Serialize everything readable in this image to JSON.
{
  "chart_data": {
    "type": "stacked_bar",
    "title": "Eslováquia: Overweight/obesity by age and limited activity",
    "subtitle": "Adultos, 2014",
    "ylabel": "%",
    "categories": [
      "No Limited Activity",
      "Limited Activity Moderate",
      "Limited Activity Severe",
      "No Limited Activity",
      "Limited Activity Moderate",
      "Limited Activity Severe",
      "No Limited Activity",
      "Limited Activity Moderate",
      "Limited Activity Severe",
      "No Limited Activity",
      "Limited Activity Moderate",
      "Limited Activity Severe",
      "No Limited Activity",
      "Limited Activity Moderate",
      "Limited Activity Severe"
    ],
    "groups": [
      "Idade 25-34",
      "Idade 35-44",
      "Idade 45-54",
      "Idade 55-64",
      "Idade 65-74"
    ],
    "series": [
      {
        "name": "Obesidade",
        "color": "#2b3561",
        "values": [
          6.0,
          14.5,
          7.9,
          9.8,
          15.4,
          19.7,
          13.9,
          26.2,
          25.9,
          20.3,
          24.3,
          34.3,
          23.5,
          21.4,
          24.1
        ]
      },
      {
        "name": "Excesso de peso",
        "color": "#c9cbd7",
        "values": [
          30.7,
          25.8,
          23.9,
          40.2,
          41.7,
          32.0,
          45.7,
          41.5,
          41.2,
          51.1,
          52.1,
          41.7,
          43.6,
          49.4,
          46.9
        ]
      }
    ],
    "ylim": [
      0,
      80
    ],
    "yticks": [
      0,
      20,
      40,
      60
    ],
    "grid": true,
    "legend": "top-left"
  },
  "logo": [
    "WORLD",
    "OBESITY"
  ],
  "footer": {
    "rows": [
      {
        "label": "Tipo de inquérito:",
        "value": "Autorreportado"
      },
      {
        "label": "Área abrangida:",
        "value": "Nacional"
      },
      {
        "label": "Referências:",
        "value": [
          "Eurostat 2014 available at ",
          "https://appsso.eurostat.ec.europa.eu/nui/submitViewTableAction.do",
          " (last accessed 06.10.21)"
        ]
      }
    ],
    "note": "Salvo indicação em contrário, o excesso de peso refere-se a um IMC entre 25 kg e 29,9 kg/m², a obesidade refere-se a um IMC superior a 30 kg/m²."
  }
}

Problem details> Make a copy of each line that contains the string "peso".

Written reply>
        "name": "Excesso de peso",
    "note": "Salvo indicação em contrário, o excesso de peso refere-se a um IMC entre 25 kg e 29,9 kg/m², a obesidade refere-se a um IMC superior a 30 kg/m²."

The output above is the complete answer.